- [Exercise inputs]
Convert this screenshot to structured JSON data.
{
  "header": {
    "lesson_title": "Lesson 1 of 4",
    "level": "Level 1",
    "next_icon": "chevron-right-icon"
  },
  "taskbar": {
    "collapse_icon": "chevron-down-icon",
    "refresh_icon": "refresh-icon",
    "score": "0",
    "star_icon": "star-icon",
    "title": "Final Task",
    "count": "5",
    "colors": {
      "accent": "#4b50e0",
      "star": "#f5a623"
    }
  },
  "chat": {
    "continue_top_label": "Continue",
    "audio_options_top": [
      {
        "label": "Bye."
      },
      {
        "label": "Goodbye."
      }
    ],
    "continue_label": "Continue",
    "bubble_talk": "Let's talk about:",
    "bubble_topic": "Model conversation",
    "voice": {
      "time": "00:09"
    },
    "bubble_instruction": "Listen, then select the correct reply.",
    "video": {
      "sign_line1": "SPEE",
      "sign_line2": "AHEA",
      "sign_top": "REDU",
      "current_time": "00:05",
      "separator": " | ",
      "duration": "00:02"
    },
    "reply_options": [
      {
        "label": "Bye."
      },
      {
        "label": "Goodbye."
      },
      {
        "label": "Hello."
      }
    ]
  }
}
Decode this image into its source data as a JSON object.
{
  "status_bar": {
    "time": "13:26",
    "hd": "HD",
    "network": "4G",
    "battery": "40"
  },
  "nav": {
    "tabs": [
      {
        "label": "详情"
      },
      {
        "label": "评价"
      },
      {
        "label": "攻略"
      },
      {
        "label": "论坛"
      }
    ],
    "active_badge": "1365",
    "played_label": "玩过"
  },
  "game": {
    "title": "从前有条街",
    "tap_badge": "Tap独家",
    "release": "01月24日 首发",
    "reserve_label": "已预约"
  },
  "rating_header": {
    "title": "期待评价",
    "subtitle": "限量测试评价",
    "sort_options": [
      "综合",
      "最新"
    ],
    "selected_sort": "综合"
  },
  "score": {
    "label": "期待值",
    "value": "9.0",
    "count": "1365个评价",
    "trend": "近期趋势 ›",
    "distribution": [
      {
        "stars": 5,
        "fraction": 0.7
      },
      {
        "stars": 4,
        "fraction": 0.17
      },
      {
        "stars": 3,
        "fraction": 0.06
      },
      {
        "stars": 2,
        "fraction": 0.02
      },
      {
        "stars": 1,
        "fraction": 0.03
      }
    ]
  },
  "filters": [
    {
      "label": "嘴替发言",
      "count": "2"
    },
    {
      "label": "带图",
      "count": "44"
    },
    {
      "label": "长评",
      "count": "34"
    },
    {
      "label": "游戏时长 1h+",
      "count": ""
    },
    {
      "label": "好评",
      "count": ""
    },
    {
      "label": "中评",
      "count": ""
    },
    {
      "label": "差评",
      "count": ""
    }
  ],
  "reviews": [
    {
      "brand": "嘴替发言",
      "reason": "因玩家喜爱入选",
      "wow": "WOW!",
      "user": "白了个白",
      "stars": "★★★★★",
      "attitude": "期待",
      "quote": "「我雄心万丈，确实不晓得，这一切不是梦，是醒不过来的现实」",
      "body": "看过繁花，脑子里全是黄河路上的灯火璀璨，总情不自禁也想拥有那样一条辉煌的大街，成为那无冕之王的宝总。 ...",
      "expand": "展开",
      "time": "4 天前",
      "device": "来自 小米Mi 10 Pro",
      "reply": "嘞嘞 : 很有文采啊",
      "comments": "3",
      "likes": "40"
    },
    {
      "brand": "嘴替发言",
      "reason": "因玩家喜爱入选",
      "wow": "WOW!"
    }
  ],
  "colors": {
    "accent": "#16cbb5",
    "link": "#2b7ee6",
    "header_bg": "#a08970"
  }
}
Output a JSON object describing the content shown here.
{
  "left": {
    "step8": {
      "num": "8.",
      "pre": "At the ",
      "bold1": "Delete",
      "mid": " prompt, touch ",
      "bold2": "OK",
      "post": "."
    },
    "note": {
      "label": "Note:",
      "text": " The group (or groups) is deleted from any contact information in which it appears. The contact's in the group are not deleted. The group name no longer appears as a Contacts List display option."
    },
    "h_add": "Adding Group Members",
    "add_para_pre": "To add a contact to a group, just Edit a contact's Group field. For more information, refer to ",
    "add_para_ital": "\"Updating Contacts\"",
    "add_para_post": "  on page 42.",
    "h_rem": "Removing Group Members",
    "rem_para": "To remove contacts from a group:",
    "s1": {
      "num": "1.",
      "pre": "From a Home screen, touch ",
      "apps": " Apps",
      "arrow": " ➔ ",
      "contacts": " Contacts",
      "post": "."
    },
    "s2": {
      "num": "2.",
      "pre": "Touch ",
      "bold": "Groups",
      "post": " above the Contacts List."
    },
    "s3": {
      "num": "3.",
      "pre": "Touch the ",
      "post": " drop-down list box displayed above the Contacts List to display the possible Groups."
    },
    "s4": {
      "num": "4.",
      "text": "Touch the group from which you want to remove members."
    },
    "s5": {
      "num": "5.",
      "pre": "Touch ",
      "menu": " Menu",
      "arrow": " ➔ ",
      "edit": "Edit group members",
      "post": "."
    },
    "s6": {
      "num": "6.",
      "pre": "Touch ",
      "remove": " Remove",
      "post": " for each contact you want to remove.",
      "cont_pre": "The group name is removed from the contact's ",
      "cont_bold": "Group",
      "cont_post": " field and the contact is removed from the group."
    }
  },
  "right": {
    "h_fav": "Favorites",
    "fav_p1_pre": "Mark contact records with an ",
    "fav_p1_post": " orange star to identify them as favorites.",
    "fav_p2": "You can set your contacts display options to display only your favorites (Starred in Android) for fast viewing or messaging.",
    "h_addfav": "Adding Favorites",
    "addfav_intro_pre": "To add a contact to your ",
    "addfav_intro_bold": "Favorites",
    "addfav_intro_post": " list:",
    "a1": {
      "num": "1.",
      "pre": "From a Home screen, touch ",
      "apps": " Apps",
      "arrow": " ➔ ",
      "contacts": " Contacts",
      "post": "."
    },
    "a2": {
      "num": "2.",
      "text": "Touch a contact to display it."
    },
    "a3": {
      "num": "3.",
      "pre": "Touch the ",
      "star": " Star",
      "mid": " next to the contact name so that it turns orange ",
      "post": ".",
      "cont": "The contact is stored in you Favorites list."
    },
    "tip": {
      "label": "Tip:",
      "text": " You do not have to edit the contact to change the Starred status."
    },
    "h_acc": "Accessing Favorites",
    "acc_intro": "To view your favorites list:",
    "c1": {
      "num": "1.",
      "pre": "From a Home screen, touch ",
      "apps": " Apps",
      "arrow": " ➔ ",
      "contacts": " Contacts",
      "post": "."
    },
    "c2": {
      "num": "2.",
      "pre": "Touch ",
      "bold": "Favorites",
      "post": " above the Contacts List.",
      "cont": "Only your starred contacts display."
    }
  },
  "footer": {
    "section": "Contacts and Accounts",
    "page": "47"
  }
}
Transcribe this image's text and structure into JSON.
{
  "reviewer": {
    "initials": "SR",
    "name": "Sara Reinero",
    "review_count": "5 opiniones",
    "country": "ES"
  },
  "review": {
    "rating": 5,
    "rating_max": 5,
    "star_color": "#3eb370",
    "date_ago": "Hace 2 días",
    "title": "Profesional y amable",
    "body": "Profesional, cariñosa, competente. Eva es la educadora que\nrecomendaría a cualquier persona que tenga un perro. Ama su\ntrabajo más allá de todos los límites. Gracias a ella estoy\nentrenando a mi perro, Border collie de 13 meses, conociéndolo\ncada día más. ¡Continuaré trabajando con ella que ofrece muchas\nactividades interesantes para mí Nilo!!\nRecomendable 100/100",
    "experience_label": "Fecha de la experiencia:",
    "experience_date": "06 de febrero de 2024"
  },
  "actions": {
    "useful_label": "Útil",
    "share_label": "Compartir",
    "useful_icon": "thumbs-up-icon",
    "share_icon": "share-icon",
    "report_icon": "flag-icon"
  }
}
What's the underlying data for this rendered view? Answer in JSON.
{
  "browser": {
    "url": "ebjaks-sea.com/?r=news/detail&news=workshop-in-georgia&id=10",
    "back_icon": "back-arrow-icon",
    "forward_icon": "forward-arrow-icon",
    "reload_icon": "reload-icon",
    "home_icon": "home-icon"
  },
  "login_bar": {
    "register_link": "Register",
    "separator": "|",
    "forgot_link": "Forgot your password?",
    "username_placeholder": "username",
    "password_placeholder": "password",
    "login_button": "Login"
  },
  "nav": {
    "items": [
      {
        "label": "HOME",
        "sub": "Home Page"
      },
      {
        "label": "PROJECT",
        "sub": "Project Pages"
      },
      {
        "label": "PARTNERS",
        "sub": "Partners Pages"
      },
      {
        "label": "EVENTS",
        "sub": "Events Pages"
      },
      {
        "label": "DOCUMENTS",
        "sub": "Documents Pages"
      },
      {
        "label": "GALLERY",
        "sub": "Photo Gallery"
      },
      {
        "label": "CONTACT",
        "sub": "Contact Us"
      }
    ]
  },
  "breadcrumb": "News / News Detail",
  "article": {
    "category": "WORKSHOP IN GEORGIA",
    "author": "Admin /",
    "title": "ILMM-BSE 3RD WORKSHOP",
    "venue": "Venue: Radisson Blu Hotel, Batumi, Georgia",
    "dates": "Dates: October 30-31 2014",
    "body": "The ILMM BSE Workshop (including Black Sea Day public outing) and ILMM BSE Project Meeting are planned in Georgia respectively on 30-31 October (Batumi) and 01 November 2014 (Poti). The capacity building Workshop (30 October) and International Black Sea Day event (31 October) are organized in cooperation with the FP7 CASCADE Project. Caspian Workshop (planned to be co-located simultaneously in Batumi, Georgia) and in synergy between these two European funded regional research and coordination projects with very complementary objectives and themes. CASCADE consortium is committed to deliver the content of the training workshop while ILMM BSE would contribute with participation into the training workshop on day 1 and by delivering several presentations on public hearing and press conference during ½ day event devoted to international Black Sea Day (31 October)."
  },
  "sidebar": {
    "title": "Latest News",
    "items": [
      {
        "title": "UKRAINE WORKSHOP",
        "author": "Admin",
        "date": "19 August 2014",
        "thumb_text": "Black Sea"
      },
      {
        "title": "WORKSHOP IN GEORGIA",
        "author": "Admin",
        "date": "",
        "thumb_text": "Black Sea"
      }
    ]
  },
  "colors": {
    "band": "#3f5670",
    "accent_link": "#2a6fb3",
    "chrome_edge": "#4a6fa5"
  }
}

- [Work to do] Gather all the lines that include the word "which" and copy them out.

- [Correct answer]
      "text": " The group (or groups) is deleted from any contact information in which it appears. The contact's in the group are not deleted. The group name no longer appears as a Contacts List display option."
      "text": "Touch the group from which you want to remove members."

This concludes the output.